> **Instructions to follow**
Repeat every line of the data exactly, but not the pictures.

> **Records to use**
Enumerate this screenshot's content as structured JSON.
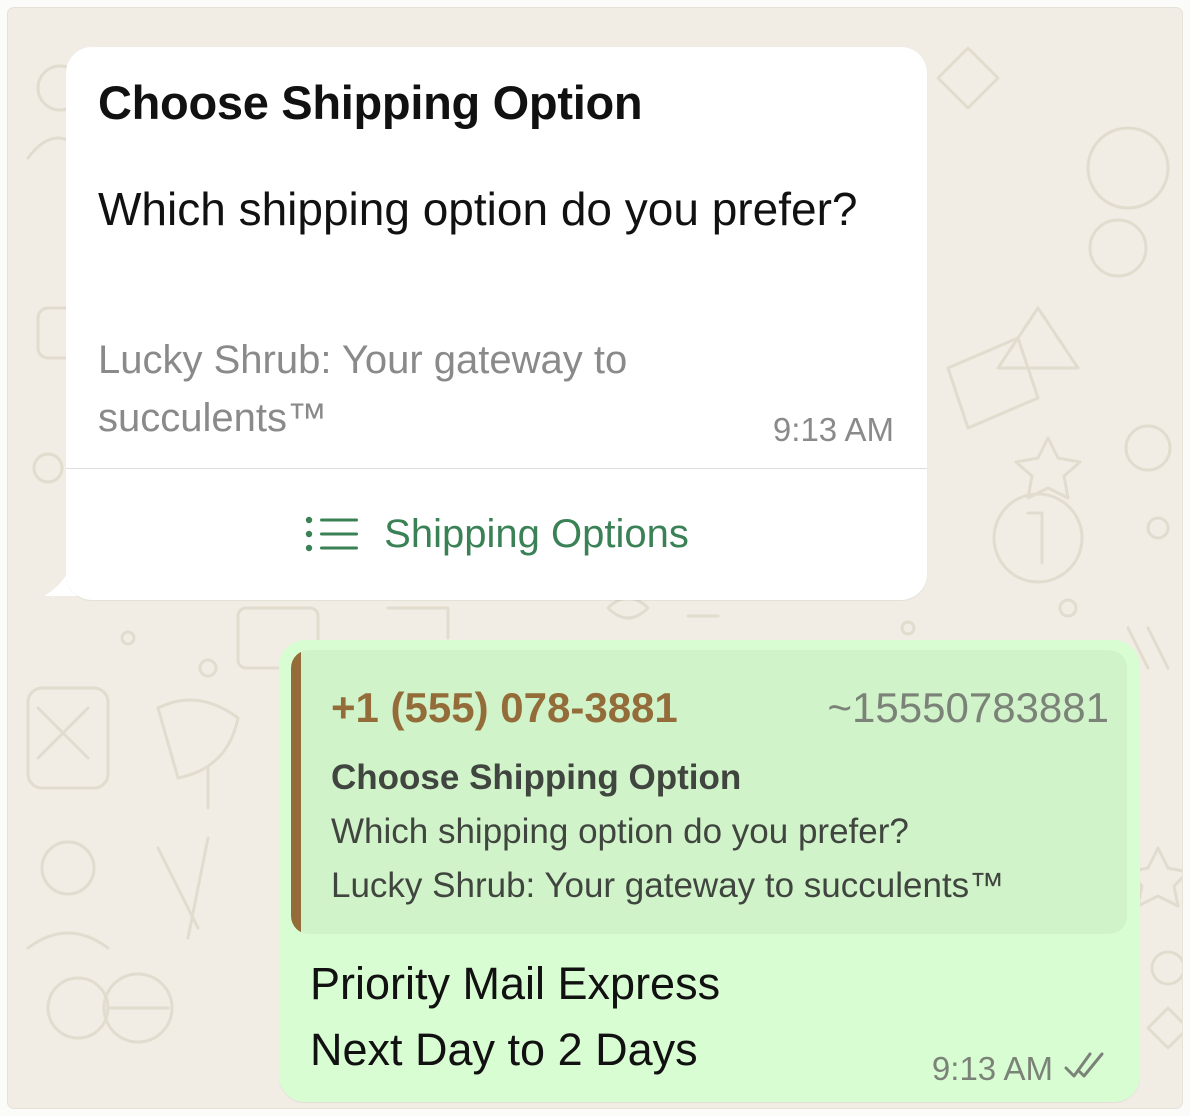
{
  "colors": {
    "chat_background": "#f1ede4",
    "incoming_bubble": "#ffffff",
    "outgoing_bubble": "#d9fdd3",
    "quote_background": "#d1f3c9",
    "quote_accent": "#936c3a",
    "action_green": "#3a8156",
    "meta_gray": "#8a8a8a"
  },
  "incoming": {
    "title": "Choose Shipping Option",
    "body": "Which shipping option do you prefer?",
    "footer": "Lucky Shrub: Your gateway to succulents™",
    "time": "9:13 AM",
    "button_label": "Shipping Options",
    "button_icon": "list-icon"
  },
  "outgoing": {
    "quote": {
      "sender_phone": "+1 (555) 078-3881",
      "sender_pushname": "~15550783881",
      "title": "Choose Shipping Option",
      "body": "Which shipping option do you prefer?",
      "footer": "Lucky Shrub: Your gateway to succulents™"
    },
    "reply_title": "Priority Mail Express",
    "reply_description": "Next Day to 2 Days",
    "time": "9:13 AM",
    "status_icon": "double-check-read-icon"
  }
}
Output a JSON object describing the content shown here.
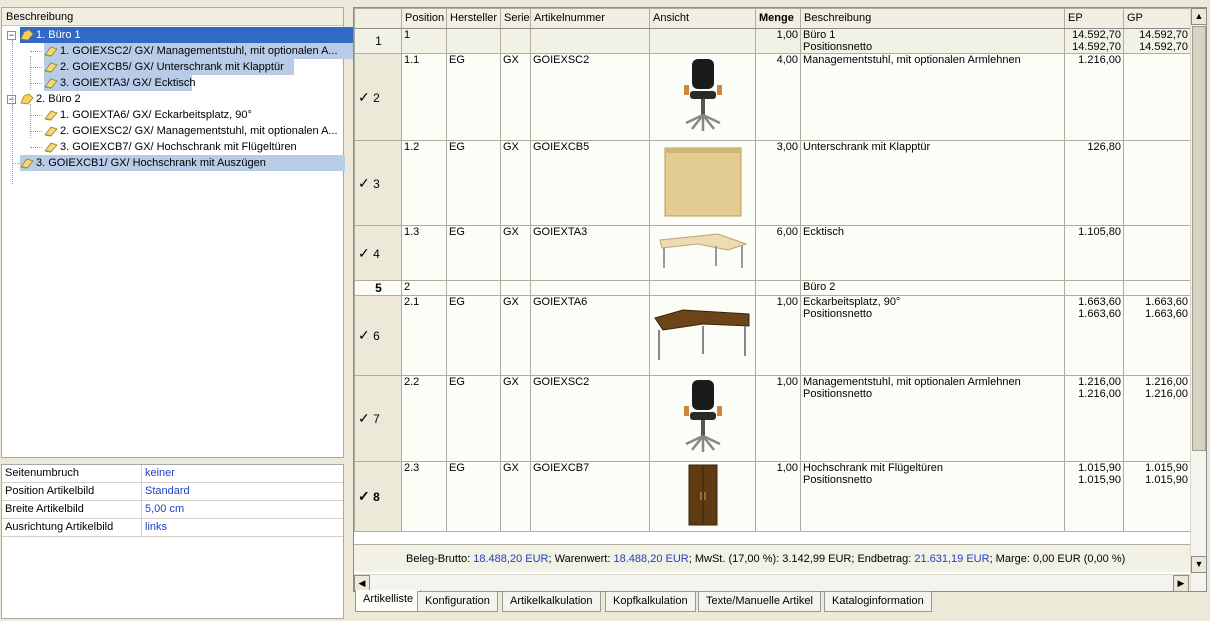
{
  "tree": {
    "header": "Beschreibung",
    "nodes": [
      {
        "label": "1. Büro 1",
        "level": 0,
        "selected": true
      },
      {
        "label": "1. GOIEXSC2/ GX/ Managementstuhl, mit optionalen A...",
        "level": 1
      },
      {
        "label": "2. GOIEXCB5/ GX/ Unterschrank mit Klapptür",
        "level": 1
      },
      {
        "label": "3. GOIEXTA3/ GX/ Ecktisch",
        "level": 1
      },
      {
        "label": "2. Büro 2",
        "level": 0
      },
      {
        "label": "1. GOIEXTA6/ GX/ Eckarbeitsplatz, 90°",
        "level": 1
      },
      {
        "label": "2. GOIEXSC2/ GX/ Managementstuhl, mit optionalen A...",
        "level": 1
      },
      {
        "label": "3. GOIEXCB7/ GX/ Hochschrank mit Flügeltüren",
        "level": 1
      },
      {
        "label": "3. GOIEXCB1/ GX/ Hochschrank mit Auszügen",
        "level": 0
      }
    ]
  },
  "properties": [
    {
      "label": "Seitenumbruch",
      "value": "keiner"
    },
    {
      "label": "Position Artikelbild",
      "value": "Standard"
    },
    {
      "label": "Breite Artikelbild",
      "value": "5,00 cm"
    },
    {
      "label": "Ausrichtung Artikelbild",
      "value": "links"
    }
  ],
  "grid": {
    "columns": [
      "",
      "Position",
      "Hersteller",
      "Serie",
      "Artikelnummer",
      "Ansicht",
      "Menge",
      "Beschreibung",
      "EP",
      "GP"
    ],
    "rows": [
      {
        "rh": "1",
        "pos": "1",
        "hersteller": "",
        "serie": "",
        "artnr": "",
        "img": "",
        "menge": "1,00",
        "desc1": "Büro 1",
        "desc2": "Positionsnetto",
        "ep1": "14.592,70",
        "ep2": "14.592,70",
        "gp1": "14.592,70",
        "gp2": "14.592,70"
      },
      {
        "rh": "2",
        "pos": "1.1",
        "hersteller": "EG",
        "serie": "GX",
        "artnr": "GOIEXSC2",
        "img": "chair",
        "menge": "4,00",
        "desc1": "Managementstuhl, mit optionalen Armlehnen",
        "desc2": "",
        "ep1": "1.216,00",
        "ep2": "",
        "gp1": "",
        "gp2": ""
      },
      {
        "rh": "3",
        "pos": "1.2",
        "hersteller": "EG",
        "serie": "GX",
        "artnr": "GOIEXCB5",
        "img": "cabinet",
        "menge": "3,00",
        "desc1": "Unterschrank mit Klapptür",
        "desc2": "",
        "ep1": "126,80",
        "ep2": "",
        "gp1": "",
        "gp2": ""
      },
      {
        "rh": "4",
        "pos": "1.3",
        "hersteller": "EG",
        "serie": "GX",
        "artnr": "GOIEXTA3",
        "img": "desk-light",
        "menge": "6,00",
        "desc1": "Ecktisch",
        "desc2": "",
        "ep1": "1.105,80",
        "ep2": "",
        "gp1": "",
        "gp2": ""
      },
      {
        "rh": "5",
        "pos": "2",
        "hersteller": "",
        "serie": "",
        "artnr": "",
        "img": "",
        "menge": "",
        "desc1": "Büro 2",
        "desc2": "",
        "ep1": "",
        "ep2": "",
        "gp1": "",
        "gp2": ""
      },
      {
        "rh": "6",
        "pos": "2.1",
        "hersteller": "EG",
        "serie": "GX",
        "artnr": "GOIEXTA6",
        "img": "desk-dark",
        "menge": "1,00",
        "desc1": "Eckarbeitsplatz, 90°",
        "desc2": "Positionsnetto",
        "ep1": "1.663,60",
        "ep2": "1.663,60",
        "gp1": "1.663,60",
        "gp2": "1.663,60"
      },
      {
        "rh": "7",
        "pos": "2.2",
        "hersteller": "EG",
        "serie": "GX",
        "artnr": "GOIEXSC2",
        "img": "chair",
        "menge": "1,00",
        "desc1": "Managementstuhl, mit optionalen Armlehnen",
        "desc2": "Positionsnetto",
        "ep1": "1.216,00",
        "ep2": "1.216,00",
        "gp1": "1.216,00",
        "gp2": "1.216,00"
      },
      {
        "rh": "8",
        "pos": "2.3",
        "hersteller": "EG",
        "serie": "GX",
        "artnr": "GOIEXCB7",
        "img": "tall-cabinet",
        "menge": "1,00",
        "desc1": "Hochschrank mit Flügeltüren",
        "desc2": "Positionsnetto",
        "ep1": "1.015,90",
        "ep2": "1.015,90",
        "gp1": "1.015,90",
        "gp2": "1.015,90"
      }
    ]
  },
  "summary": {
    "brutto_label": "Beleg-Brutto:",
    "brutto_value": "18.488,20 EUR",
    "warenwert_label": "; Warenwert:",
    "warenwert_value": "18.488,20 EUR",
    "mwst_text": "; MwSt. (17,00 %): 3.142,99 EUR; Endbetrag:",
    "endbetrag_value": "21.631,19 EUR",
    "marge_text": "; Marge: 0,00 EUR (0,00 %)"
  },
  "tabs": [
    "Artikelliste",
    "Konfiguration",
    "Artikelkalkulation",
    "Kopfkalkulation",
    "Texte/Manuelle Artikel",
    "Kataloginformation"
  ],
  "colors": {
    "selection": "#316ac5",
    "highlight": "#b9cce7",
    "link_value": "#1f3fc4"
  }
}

> **In response**
Enumerate this screenshot's content as structured JSON.
{
  "colors": {
    "chat_background": "#f1ede4",
    "incoming_bubble": "#ffffff",
    "outgoing_bubble": "#d9fdd3",
    "quote_background": "#d1f3c9",
    "quote_accent": "#936c3a",
    "action_green": "#3a8156",
    "meta_gray": "#8a8a8a"
  },
  "incoming": {
    "title": "Choose Shipping Option",
    "body": "Which shipping option do you prefer?",
    "footer": "Lucky Shrub: Your gateway to succulents™",
    "time": "9:13 AM",
    "button_label": "Shipping Options",
    "button_icon": "list-icon"
  },
  "outgoing": {
    "quote": {
      "sender_phone": "+1 (555) 078-3881",
      "sender_pushname": "~15550783881",
      "title": "Choose Shipping Option",
      "body": "Which shipping option do you prefer?",
      "footer": "Lucky Shrub: Your gateway to succulents™"
    },
    "reply_title": "Priority Mail Express",
    "reply_description": "Next Day to 2 Days",
    "time": "9:13 AM",
    "status_icon": "double-check-read-icon"
  }
}
Output a JSON object describing the content shown here.
{
  "tree": {
    "header": "Beschreibung",
    "nodes": [
      {
        "label": "1. Büro 1",
        "level": 0,
        "selected": true
      },
      {
        "label": "1. GOIEXSC2/ GX/ Managementstuhl, mit optionalen A...",
        "level": 1
      },
      {
        "label": "2. GOIEXCB5/ GX/ Unterschrank mit Klapptür",
        "level": 1
      },
      {
        "label": "3. GOIEXTA3/ GX/ Ecktisch",
        "level": 1
      },
      {
        "label": "2. Büro 2",
        "level": 0
      },
      {
        "label": "1. GOIEXTA6/ GX/ Eckarbeitsplatz, 90°",
        "level": 1
      },
      {
        "label": "2. GOIEXSC2/ GX/ Managementstuhl, mit optionalen A...",
        "level": 1
      },
      {
        "label": "3. GOIEXCB7/ GX/ Hochschrank mit Flügeltüren",
        "level": 1
      },
      {
        "label": "3. GOIEXCB1/ GX/ Hochschrank mit Auszügen",
        "level": 0
      }
    ]
  },
  "properties": [
    {
      "label": "Seitenumbruch",
      "value": "keiner"
    },
    {
      "label": "Position Artikelbild",
      "value": "Standard"
    },
    {
      "label": "Breite Artikelbild",
      "value": "5,00 cm"
    },
    {
      "label": "Ausrichtung Artikelbild",
      "value": "links"
    }
  ],
  "grid": {
    "columns": [
      "",
      "Position",
      "Hersteller",
      "Serie",
      "Artikelnummer",
      "Ansicht",
      "Menge",
      "Beschreibung",
      "EP",
      "GP"
    ],
    "rows": [
      {
        "rh": "1",
        "pos": "1",
        "hersteller": "",
        "serie": "",
        "artnr": "",
        "img": "",
        "menge": "1,00",
        "desc1": "Büro 1",
        "desc2": "Positionsnetto",
        "ep1": "14.592,70",
        "ep2": "14.592,70",
        "gp1": "14.592,70",
        "gp2": "14.592,70"
      },
      {
        "rh": "2",
        "pos": "1.1",
        "hersteller": "EG",
        "serie": "GX",
        "artnr": "GOIEXSC2",
        "img": "chair",
        "menge": "4,00",
        "desc1": "Managementstuhl, mit optionalen Armlehnen",
        "desc2": "",
        "ep1": "1.216,00",
        "ep2": "",
        "gp1": "",
        "gp2": ""
      },
      {
        "rh": "3",
        "pos": "1.2",
        "hersteller": "EG",
        "serie": "GX",
        "artnr": "GOIEXCB5",
        "img": "cabinet",
        "menge": "3,00",
        "desc1": "Unterschrank mit Klapptür",
        "desc2": "",
        "ep1": "126,80",
        "ep2": "",
        "gp1": "",
        "gp2": ""
      },
      {
        "rh": "4",
        "pos": "1.3",
        "hersteller": "EG",
        "serie": "GX",
        "artnr": "GOIEXTA3",
        "img": "desk-light",
        "menge": "6,00",
        "desc1": "Ecktisch",
        "desc2": "",
        "ep1": "1.105,80",
        "ep2": "",
        "gp1": "",
        "gp2": ""
      },
      {
        "rh": "5",
        "pos": "2",
        "hersteller": "",
        "serie": "",
        "artnr": "",
        "img": "",
        "menge": "",
        "desc1": "Büro 2",
        "desc2": "",
        "ep1": "",
        "ep2": "",
        "gp1": "",
        "gp2": ""
      },
      {
        "rh": "6",
        "pos": "2.1",
        "hersteller": "EG",
        "serie": "GX",
        "artnr": "GOIEXTA6",
        "img": "desk-dark",
        "menge": "1,00",
        "desc1": "Eckarbeitsplatz, 90°",
        "desc2": "Positionsnetto",
        "ep1": "1.663,60",
        "ep2": "1.663,60",
        "gp1": "1.663,60",
        "gp2": "1.663,60"
      },
      {
        "rh": "7",
        "pos": "2.2",
        "hersteller": "EG",
        "serie": "GX",
        "artnr": "GOIEXSC2",
        "img": "chair",
        "menge": "1,00",
        "desc1": "Managementstuhl, mit optionalen Armlehnen",
        "desc2": "Positionsnetto",
        "ep1": "1.216,00",
        "ep2": "1.216,00",
        "gp1": "1.216,00",
        "gp2": "1.216,00"
      },
      {
        "rh": "8",
        "pos": "2.3",
        "hersteller": "EG",
        "serie": "GX",
        "artnr": "GOIEXCB7",
        "img": "tall-cabinet",
        "menge": "1,00",
        "desc1": "Hochschrank mit Flügeltüren",
        "desc2": "Positionsnetto",
        "ep1": "1.015,90",
        "ep2": "1.015,90",
        "gp1": "1.015,90",
        "gp2": "1.015,90"
      }
    ]
  },
  "summary": {
    "brutto_label": "Beleg-Brutto:",
    "brutto_value": "18.488,20 EUR",
    "warenwert_label": "; Warenwert:",
    "warenwert_value": "18.488,20 EUR",
    "mwst_text": "; MwSt. (17,00 %): 3.142,99 EUR; Endbetrag:",
    "endbetrag_value": "21.631,19 EUR",
    "marge_text": "; Marge: 0,00 EUR (0,00 %)"
  },
  "tabs": [
    "Artikelliste",
    "Konfiguration",
    "Artikelkalkulation",
    "Kopfkalkulation",
    "Texte/Manuelle Artikel",
    "Kataloginformation"
  ],
  "colors": {
    "selection": "#316ac5",
    "highlight": "#b9cce7",
    "link_value": "#1f3fc4"
  }
}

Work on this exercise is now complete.